- _Source data_:
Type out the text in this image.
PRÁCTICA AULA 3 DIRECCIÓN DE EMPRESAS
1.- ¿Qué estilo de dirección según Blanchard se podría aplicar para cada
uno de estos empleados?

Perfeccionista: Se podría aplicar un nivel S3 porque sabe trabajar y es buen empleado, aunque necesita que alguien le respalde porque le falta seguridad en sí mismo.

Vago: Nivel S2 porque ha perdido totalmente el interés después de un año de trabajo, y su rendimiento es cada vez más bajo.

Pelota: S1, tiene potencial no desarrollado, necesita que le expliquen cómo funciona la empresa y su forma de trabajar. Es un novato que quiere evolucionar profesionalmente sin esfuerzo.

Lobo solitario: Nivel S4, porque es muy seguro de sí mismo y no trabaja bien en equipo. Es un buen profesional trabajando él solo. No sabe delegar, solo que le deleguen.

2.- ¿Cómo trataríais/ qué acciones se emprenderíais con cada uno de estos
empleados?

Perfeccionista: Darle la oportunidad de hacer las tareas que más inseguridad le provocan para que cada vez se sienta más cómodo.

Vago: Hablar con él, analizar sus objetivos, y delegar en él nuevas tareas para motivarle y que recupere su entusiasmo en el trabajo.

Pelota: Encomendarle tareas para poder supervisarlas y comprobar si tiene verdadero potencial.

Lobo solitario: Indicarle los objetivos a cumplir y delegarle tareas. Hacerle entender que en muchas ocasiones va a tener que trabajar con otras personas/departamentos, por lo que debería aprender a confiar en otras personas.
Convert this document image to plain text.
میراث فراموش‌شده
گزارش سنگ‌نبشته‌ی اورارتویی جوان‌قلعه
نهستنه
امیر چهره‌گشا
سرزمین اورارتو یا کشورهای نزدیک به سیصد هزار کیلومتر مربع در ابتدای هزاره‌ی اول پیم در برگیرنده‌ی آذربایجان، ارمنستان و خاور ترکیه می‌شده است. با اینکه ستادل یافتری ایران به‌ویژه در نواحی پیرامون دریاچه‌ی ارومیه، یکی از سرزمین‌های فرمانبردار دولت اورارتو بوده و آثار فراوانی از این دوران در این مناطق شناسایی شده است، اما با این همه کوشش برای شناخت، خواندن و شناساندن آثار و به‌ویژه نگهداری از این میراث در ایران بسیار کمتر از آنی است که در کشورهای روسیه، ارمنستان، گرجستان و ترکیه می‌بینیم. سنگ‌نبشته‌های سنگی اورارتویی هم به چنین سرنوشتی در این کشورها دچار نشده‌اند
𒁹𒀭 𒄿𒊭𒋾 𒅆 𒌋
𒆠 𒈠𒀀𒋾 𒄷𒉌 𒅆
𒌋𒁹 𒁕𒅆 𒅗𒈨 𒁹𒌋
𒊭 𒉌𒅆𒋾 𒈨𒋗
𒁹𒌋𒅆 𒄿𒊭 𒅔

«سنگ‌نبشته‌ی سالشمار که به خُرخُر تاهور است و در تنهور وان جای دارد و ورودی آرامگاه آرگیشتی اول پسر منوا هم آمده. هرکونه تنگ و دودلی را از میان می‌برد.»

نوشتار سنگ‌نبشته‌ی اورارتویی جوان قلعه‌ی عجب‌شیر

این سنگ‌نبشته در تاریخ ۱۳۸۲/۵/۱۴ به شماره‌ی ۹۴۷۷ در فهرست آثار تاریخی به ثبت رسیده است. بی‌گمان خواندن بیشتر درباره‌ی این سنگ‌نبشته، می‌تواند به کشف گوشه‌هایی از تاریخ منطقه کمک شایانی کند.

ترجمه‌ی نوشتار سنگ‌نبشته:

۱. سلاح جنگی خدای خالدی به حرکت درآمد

==

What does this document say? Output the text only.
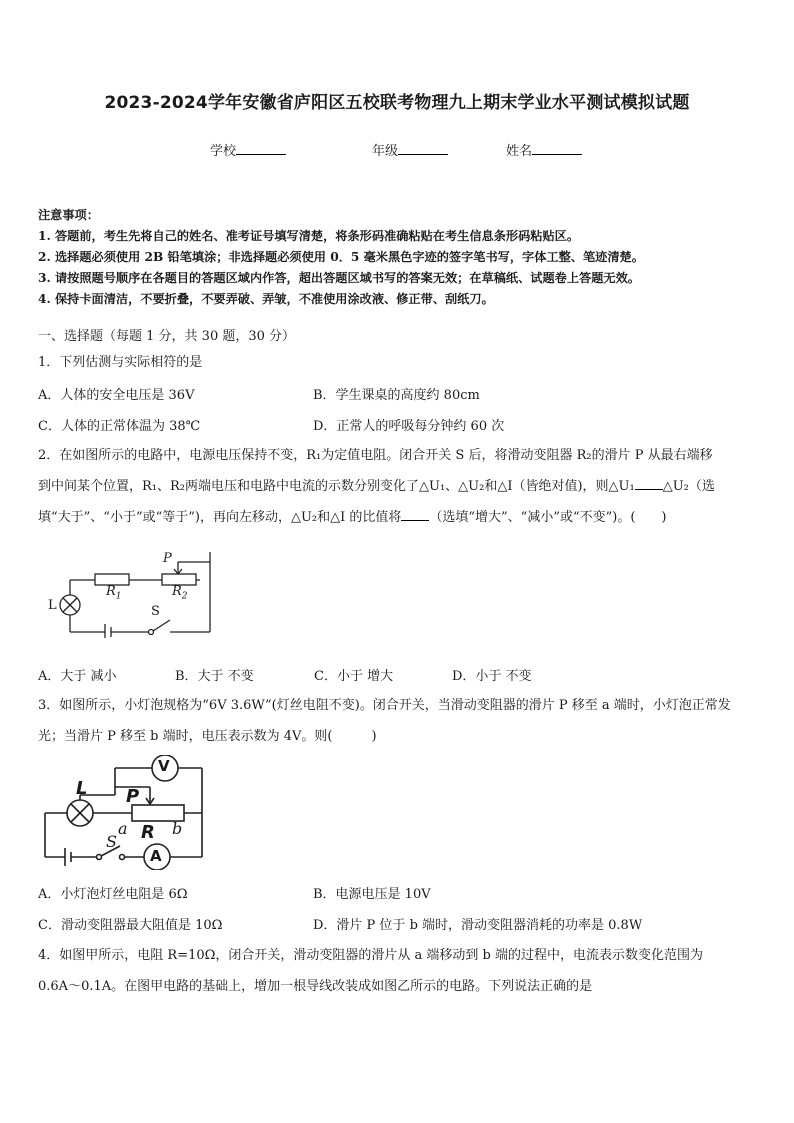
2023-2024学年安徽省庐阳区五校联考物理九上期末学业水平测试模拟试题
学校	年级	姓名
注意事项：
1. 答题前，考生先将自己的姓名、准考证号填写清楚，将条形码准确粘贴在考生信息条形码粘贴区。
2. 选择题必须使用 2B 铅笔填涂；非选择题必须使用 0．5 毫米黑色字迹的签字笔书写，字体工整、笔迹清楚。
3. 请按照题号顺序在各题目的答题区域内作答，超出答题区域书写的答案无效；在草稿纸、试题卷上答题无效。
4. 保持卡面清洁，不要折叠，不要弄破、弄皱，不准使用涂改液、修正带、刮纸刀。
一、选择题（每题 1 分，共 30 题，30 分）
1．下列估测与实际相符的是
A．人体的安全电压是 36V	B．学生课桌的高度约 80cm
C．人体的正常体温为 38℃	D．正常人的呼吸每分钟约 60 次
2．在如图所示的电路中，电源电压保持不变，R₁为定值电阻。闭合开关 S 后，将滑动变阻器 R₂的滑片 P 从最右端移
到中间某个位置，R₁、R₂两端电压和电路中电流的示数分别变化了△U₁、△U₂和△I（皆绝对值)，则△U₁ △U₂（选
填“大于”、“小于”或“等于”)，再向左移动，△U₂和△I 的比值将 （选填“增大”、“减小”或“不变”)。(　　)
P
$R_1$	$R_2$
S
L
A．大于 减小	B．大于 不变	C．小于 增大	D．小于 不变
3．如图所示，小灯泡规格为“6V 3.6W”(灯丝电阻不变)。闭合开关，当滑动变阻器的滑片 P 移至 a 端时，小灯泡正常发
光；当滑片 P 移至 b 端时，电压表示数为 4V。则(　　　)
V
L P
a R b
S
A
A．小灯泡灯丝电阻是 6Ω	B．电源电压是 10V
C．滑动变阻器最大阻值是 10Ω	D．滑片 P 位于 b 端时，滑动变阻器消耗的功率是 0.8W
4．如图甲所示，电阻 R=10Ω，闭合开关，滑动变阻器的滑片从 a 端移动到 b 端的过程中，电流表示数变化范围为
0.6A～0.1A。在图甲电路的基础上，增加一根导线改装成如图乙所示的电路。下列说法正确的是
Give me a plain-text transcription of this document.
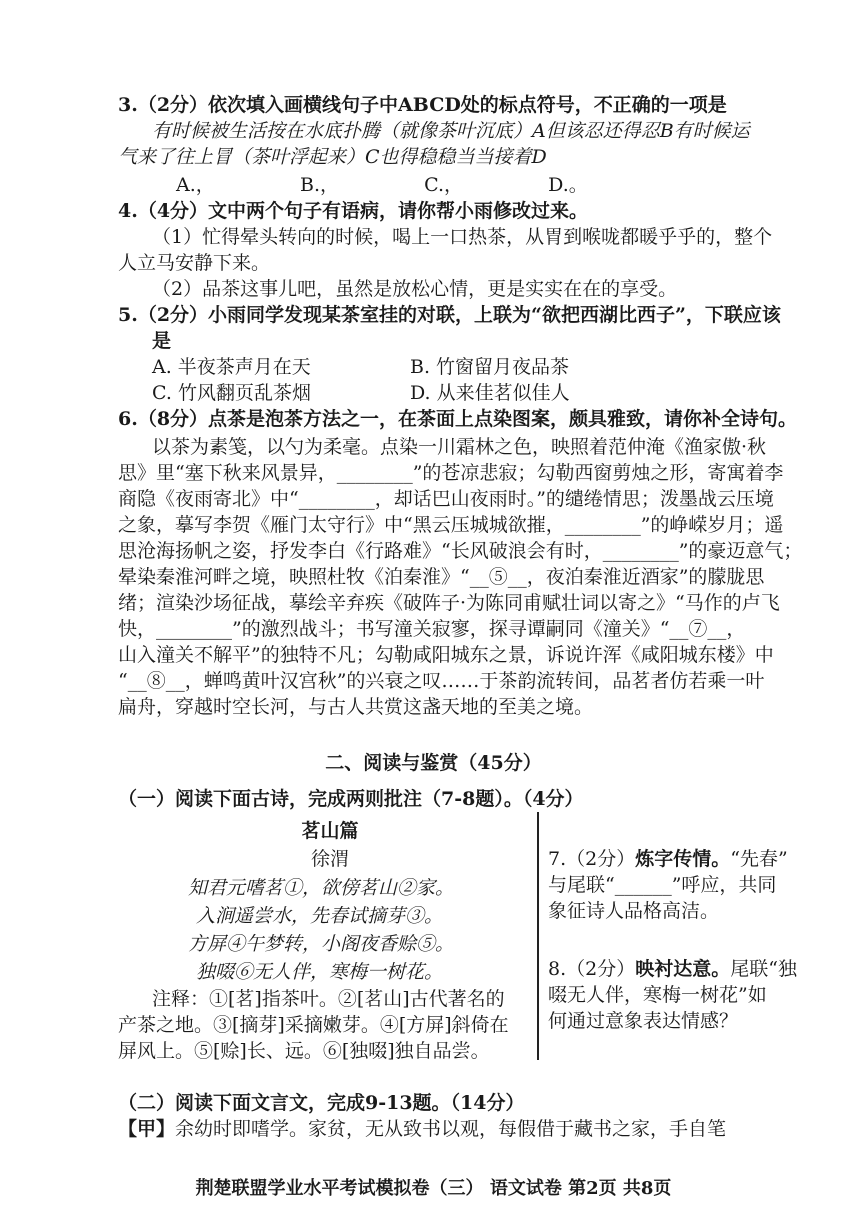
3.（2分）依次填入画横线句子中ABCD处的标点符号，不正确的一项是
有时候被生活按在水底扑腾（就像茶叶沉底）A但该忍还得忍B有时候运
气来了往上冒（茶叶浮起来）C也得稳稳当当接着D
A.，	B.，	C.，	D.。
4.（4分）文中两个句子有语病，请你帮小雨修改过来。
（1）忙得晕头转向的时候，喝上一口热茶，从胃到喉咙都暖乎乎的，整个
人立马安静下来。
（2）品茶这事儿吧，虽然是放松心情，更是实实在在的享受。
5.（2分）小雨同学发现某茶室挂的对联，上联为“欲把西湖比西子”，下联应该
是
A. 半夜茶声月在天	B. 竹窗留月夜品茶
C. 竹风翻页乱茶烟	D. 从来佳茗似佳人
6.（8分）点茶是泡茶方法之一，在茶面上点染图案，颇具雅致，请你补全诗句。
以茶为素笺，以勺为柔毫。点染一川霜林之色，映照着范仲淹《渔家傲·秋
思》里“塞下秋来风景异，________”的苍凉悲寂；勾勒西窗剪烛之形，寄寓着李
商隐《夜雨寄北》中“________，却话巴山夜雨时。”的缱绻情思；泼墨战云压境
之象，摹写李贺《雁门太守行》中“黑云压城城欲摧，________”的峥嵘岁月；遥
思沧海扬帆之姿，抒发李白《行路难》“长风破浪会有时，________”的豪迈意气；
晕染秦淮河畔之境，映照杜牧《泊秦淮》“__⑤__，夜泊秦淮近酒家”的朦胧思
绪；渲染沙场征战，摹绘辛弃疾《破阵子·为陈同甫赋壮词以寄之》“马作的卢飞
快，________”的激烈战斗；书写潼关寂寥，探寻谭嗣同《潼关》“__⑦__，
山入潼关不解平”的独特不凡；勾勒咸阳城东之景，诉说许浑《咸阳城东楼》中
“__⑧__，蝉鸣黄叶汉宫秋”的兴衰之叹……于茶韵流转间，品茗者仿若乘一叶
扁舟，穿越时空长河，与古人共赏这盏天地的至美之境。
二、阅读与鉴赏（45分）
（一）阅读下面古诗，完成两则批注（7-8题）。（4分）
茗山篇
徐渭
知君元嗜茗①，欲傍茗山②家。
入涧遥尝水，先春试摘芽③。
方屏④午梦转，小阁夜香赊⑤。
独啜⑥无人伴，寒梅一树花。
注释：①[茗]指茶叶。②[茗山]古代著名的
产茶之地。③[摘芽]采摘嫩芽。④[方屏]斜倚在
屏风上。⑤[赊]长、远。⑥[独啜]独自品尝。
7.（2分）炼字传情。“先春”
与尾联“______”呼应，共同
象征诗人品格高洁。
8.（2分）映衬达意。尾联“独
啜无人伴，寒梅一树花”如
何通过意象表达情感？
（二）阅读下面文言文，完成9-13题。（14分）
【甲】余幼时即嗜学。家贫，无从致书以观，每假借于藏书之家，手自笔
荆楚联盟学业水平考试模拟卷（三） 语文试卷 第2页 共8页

- _Task brief_:
Select every line above that contains the word "Perfeccionista", and copy it.

- _Full output_:
Perfeccionista: Se podría aplicar un nivel S3 porque sabe trabajar y es buen empleado, aunque necesita que alguien le respalde porque le falta seguridad en sí mismo.
Perfeccionista: Darle la oportunidad de hacer las tareas que más inseguridad le provocan para que cada vez se sienta más cómodo.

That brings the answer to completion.